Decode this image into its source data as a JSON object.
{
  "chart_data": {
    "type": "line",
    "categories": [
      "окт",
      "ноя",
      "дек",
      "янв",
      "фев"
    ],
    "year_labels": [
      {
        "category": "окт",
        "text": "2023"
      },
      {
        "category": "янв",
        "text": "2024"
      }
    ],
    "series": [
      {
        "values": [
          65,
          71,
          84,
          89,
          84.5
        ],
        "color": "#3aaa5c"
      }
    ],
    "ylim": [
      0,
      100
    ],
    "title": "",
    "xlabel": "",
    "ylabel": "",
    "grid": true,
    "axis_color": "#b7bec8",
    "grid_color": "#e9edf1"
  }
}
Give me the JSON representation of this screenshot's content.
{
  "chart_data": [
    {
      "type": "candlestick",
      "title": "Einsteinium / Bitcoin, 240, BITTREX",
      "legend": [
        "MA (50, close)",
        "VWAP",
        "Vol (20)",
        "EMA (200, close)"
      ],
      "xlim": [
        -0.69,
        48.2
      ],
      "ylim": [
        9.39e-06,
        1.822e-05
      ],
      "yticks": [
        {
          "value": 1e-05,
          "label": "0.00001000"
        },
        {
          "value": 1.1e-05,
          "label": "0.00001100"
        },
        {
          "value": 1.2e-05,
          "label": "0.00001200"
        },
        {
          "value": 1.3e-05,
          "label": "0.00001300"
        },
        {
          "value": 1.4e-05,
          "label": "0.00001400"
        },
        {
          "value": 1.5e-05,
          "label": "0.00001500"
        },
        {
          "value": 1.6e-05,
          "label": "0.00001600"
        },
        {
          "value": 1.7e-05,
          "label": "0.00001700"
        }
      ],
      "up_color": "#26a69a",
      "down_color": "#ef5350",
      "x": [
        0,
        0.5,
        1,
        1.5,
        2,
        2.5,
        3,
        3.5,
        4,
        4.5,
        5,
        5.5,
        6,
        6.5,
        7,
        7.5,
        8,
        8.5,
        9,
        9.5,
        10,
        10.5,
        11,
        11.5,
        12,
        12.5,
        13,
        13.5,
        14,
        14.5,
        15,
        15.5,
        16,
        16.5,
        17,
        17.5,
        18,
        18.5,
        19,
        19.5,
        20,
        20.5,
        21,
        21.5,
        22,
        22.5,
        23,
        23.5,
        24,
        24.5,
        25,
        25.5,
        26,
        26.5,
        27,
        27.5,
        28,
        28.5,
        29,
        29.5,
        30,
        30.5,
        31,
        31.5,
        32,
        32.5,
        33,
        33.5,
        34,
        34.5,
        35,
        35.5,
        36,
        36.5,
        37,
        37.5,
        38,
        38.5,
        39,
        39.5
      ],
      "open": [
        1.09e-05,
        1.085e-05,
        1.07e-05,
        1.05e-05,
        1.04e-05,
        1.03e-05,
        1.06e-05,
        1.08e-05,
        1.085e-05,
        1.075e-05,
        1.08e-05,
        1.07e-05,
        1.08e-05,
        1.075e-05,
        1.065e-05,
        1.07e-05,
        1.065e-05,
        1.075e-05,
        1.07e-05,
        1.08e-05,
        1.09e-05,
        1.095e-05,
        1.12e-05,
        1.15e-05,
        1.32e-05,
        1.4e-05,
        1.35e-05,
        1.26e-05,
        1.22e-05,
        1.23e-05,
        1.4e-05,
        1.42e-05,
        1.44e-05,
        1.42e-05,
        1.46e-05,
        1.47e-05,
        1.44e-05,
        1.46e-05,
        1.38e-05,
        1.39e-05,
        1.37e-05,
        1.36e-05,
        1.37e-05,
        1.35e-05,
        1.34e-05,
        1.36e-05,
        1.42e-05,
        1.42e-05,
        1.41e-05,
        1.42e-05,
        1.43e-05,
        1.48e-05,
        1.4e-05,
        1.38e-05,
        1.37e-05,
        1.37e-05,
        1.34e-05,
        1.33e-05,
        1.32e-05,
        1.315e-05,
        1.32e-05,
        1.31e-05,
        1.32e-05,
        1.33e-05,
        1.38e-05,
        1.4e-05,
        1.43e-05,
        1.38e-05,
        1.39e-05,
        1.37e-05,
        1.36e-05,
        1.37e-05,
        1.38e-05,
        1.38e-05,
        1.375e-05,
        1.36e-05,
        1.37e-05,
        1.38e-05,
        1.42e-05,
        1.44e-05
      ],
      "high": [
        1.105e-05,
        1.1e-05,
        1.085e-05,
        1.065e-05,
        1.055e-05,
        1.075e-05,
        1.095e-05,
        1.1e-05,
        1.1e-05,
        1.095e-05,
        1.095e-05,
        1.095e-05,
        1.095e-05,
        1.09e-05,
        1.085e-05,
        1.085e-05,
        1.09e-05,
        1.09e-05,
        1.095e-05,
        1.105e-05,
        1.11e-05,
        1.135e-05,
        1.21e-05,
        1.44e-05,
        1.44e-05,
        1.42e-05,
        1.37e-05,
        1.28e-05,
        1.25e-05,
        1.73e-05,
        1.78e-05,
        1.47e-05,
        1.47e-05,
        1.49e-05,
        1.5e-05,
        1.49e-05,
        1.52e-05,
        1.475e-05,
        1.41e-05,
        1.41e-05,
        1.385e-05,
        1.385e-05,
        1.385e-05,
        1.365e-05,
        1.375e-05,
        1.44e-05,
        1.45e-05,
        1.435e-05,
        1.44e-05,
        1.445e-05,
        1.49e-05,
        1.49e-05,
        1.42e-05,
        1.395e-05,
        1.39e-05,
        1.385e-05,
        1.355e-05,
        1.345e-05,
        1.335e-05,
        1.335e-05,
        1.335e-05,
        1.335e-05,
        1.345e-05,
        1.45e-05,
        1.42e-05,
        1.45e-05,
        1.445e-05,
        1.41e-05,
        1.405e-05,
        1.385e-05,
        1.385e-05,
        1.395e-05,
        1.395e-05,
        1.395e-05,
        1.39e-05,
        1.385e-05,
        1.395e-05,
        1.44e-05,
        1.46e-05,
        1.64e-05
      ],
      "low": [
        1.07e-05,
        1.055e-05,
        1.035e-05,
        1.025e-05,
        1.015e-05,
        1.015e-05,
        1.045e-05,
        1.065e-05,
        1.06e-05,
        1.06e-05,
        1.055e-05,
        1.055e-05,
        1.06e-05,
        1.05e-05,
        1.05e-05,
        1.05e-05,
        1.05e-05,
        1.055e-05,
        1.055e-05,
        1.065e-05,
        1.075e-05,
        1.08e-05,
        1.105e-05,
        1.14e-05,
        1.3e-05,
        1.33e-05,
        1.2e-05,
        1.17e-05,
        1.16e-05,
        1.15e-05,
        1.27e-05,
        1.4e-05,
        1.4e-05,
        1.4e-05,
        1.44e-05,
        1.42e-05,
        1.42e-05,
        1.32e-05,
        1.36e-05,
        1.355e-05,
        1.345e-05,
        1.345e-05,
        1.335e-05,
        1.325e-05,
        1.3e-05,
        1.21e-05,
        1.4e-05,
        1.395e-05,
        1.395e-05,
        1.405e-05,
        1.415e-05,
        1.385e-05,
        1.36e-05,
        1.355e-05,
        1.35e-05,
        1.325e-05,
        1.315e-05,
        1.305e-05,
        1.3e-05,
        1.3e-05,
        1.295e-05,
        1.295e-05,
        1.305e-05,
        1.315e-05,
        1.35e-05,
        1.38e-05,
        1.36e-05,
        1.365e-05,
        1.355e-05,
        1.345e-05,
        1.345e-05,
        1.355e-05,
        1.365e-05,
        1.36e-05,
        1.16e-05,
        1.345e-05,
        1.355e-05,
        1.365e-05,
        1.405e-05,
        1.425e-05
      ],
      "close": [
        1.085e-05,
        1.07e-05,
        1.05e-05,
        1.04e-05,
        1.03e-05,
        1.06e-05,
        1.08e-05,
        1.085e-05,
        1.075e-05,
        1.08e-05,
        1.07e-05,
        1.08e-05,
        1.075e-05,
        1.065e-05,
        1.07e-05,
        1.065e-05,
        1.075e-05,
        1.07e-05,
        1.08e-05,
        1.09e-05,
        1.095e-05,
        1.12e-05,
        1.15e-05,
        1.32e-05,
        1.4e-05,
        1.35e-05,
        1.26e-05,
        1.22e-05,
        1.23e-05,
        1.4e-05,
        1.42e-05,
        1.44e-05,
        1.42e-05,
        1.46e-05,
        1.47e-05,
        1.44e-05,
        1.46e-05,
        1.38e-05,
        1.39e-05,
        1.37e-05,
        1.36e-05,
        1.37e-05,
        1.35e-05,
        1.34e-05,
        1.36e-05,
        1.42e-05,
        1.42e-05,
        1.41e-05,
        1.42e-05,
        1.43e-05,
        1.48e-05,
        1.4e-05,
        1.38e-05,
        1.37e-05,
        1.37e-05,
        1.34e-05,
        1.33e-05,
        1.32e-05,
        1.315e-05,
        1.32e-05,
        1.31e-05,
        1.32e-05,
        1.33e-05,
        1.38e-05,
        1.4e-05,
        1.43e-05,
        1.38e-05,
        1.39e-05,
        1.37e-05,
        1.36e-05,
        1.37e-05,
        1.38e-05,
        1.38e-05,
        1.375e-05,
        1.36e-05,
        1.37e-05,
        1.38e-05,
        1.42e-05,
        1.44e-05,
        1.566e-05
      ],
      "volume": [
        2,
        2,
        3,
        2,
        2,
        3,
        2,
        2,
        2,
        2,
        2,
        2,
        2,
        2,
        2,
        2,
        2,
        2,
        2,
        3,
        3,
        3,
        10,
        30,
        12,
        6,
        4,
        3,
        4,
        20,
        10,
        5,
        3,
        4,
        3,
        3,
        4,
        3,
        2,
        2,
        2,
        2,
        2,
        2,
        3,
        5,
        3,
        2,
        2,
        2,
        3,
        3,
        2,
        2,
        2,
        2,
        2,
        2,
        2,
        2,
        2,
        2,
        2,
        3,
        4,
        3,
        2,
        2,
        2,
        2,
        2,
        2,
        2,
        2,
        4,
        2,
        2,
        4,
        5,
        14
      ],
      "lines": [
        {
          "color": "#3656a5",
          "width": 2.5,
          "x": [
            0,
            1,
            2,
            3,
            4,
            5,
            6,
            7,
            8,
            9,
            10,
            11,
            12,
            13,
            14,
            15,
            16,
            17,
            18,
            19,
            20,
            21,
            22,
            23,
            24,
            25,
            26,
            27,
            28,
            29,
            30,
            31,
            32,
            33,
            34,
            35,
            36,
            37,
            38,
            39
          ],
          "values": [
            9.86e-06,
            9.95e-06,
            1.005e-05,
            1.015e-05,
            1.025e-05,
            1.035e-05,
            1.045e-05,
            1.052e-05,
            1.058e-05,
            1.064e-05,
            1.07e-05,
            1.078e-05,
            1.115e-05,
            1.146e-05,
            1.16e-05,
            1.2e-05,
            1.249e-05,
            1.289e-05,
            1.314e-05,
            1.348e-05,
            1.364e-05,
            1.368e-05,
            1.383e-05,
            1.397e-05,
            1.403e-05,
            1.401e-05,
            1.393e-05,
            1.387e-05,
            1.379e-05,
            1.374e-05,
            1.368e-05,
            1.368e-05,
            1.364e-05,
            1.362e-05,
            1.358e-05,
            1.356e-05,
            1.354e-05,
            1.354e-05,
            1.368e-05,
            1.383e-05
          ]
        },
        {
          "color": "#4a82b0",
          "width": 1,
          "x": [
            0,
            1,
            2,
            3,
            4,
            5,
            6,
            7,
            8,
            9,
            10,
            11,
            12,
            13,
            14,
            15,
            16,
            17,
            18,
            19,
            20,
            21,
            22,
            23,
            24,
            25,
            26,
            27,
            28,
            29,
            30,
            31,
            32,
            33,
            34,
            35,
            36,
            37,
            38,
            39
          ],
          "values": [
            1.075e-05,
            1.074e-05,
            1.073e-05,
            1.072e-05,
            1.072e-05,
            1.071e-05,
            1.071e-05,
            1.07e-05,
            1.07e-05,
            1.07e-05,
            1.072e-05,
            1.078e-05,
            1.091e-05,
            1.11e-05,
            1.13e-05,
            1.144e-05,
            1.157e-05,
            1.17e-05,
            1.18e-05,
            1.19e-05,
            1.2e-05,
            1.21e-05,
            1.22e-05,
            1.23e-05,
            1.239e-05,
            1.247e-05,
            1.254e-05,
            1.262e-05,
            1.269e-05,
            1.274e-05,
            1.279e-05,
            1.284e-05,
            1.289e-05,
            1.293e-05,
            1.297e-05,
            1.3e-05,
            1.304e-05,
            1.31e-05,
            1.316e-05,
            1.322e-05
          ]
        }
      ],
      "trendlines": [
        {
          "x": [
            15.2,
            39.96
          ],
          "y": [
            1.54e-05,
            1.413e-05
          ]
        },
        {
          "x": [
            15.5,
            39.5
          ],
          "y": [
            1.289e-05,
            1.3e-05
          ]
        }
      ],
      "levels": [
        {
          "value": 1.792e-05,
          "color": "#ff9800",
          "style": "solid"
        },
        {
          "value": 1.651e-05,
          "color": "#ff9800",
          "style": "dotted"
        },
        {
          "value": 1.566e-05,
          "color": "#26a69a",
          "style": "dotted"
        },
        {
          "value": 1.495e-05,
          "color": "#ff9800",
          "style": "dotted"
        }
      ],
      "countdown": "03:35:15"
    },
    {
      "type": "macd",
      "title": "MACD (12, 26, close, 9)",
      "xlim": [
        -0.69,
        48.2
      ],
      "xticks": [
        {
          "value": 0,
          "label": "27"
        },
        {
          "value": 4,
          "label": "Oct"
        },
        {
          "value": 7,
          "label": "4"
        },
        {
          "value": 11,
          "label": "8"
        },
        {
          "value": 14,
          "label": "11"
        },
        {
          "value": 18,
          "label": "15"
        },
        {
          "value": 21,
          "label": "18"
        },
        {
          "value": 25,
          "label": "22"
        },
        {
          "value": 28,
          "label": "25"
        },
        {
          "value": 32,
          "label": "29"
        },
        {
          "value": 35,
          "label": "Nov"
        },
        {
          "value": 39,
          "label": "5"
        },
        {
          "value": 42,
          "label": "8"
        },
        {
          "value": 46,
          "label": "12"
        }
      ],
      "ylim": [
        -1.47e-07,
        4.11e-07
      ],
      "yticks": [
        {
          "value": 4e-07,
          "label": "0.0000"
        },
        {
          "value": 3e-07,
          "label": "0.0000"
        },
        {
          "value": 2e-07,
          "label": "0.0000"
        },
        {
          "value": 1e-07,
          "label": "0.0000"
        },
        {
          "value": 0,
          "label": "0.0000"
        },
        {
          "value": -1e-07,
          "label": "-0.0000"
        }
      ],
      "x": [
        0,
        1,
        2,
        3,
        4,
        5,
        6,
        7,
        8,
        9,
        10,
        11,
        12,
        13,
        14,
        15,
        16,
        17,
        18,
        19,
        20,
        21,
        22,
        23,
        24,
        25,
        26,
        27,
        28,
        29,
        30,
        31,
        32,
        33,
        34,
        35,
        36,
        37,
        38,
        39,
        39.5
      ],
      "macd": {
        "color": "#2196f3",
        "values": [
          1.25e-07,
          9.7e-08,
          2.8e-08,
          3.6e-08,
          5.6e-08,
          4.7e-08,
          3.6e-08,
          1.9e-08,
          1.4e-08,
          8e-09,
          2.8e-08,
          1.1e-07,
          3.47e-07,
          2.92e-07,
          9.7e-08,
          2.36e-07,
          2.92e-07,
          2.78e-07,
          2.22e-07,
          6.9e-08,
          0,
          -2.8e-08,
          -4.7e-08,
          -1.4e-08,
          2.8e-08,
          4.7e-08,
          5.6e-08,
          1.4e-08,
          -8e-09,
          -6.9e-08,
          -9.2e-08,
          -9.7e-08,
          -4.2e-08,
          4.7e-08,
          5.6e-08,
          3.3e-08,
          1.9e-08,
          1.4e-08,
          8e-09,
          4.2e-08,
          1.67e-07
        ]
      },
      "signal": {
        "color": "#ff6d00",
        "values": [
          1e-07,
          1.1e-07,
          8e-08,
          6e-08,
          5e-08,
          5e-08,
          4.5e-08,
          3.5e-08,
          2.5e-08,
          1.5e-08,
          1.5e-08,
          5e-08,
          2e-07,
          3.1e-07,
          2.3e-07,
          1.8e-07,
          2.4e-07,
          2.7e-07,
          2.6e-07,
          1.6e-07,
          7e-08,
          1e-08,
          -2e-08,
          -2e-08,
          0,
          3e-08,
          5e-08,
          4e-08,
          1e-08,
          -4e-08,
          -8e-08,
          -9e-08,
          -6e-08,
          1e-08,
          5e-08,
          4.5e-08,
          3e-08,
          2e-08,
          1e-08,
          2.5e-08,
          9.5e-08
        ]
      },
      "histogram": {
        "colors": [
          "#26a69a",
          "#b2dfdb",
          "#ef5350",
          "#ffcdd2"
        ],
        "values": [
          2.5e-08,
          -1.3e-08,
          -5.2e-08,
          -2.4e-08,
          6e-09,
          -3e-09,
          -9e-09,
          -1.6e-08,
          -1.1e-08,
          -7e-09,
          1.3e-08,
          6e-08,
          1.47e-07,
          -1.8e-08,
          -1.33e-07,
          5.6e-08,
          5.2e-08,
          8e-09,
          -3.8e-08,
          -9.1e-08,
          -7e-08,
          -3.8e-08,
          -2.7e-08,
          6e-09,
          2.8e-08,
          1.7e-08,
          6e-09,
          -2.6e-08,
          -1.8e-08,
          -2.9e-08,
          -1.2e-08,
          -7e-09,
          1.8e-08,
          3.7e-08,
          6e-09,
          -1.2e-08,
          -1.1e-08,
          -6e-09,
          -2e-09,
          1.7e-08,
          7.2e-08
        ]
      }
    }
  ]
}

What is being asked:
Search the entries for the string "title" and collect each line that has it.

Answer to this exercise:
    "title": "",
      "title": "Einsteinium / Bitcoin, 240, BITTREX",
      "title": "MACD (12, 26, close, 9)",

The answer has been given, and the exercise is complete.